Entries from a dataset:
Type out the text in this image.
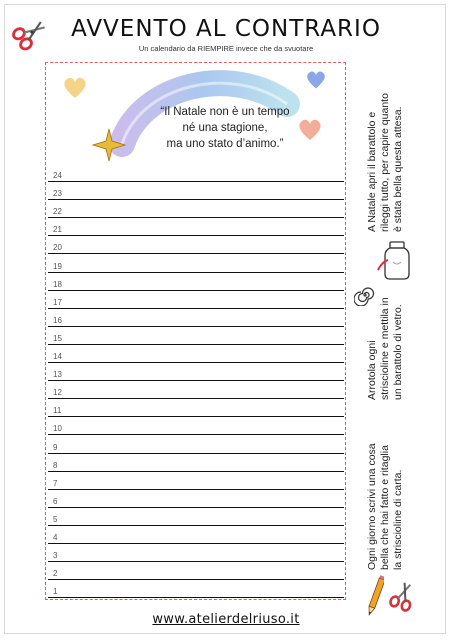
AVVENTO AL CONTRARIO
Un calendario da RIEMPIRE invece che da svuotare
“Il Natale non è un tempo
né una stagione,
ma uno stato d’animo.”
24
23
22
21
20
19
18
17
16
15
14
13
12
11
10
9
8
7
6
5
4
3
2
1
A Natale apri il barattolo e rileggi tutto, per capire quanto è stata bella questa attesa.
Arrotola ogni striscioline e mettila in un barattolo di vetro.
Ogni giorno scrivi una cosa bella che hai fatto e ritaglia la striscioline di carta.
www.atelierdelriuso.it
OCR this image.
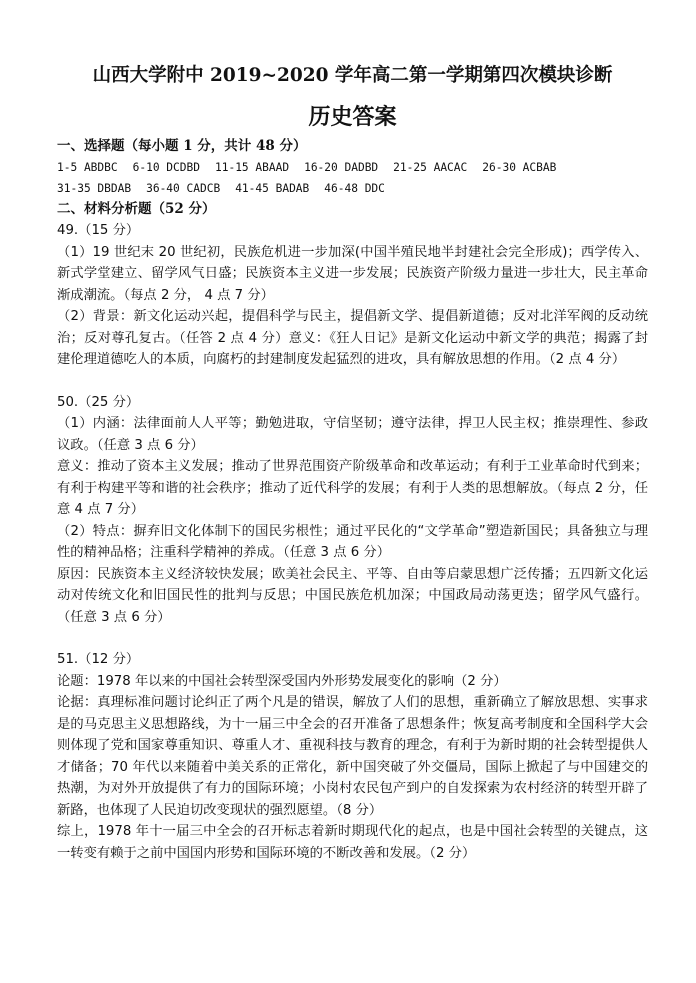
山西大学附中 2019~2020 学年高二第一学期第四次模块诊断
历史答案
一、选择题（每小题 1 分，共计 48 分）
1-5 ABDBC 6-10 DCDBD 11-15 ABAAD 16-20 DADBD 21-25 AACAC 26-30 ACBAB
31-35 DBDAB 36-40 CADCB 41-45 BADAB 46-48 DDC
二、材料分析题（52 分）

49.（15 分）

（1）19 世纪末 20 世纪初，民族危机进一步加深(中国半殖民地半封建社会完全形成)；西学传入、新式学堂建立、留学风气日盛；民族资本主义进一步发展；民族资产阶级力量进一步壮大，民主革命渐成潮流。（每点 2 分， 4 点 7 分）

（2）背景：新文化运动兴起，提倡科学与民主，提倡新文学、提倡新道德；反对北洋军阀的反动统治；反对尊孔复古。（任答 2 点 4 分）意义：《狂人日记》是新文化运动中新文学的典范；揭露了封建伦理道德吃人的本质，向腐朽的封建制度发起猛烈的进攻，具有解放思想的作用。（2 点 4 分）

50.（25 分）

（1）内涵：法律面前人人平等；勤勉进取，守信坚韧；遵守法律，捍卫人民主权；推崇理性、参政议政。（任意 3 点 6 分）

意义：推动了资本主义发展；推动了世界范围资产阶级革命和改革运动；有利于工业革命时代到来；有利于构建平等和谐的社会秩序；推动了近代科学的发展；有利于人类的思想解放。（每点 2 分，任意 4 点 7 分）

（2）特点：摒弃旧文化体制下的国民劣根性；通过平民化的“文学革命”塑造新国民；具备独立与理性的精神品格；注重科学精神的养成。（任意 3 点 6 分）

原因：民族资本主义经济较快发展；欧美社会民主、平等、自由等启蒙思想广泛传播；五四新文化运动对传统文化和旧国民性的批判与反思；中国民族危机加深；中国政局动荡更迭；留学风气盛行。（任意 3 点 6 分）

51.（12 分）

论题：1978 年以来的中国社会转型深受国内外形势发展变化的影响（2 分）

论据：真理标准问题讨论纠正了两个凡是的错误，解放了人们的思想，重新确立了解放思想、实事求是的马克思主义思想路线，为十一届三中全会的召开准备了思想条件；恢复高考制度和全国科学大会则体现了党和国家尊重知识、尊重人才、重视科技与教育的理念，有利于为新时期的社会转型提供人才储备；70 年代以来随着中美关系的正常化，新中国突破了外交僵局，国际上掀起了与中国建交的热潮，为对外开放提供了有力的国际环境；小岗村农民包产到户的自发探索为农村经济的转型开辟了新路，也体现了人民迫切改变现状的强烈愿望。（8 分）

综上，1978 年十一届三中全会的召开标志着新时期现代化的起点，也是中国社会转型的关键点，这一转变有赖于之前中国国内形势和国际环境的不断改善和发展。（2 分）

**Problem to work on:**
Exclude the pictures and repeat every other part of the records word for word.

**Solution for this task:**
Type out the text in this image.
AVVENTO AL CONTRARIO
Un calendario da RIEMPIRE invece che da svuotare
“Il Natale non è un tempo
né una stagione,
ma uno stato d’animo.”
24
23
22
21
20
19
18
17
16
15
14
13
12
11
10
9
8
7
6
5
4
3
2
1
A Natale apri il barattolo e rileggi tutto, per capire quanto è stata bella questa attesa.
Arrotola ogni striscioline e mettila in un barattolo di vetro.
Ogni giorno scrivi una cosa bella che hai fatto e ritaglia la striscioline di carta.
www.atelierdelriuso.it
OCR this image.
山西大学附中 2019~2020 学年高二第一学期第四次模块诊断
历史答案
一、选择题（每小题 1 分，共计 48 分）
1-5 ABDBC 6-10 DCDBD 11-15 ABAAD 16-20 DADBD 21-25 AACAC 26-30 ACBAB
31-35 DBDAB 36-40 CADCB 41-45 BADAB 46-48 DDC
二、材料分析题（52 分）

49.（15 分）

（1）19 世纪末 20 世纪初，民族危机进一步加深(中国半殖民地半封建社会完全形成)；西学传入、新式学堂建立、留学风气日盛；民族资本主义进一步发展；民族资产阶级力量进一步壮大，民主革命渐成潮流。（每点 2 分， 4 点 7 分）

（2）背景：新文化运动兴起，提倡科学与民主，提倡新文学、提倡新道德；反对北洋军阀的反动统治；反对尊孔复古。（任答 2 点 4 分）意义：《狂人日记》是新文化运动中新文学的典范；揭露了封建伦理道德吃人的本质，向腐朽的封建制度发起猛烈的进攻，具有解放思想的作用。（2 点 4 分）

50.（25 分）

（1）内涵：法律面前人人平等；勤勉进取，守信坚韧；遵守法律，捍卫人民主权；推崇理性、参政议政。（任意 3 点 6 分）

意义：推动了资本主义发展；推动了世界范围资产阶级革命和改革运动；有利于工业革命时代到来；有利于构建平等和谐的社会秩序；推动了近代科学的发展；有利于人类的思想解放。（每点 2 分，任意 4 点 7 分）

（2）特点：摒弃旧文化体制下的国民劣根性；通过平民化的“文学革命”塑造新国民；具备独立与理性的精神品格；注重科学精神的养成。（任意 3 点 6 分）

原因：民族资本主义经济较快发展；欧美社会民主、平等、自由等启蒙思想广泛传播；五四新文化运动对传统文化和旧国民性的批判与反思；中国民族危机加深；中国政局动荡更迭；留学风气盛行。（任意 3 点 6 分）

51.（12 分）

论题：1978 年以来的中国社会转型深受国内外形势发展变化的影响（2 分）

论据：真理标准问题讨论纠正了两个凡是的错误，解放了人们的思想，重新确立了解放思想、实事求是的马克思主义思想路线，为十一届三中全会的召开准备了思想条件；恢复高考制度和全国科学大会则体现了党和国家尊重知识、尊重人才、重视科技与教育的理念，有利于为新时期的社会转型提供人才储备；70 年代以来随着中美关系的正常化，新中国突破了外交僵局，国际上掀起了与中国建交的热潮，为对外开放提供了有力的国际环境；小岗村农民包产到户的自发探索为农村经济的转型开辟了新路，也体现了人民迫切改变现状的强烈愿望。（8 分）

综上，1978 年十一届三中全会的召开标志着新时期现代化的起点，也是中国社会转型的关键点，这一转变有赖于之前中国国内形势和国际环境的不断改善和发展。（2 分）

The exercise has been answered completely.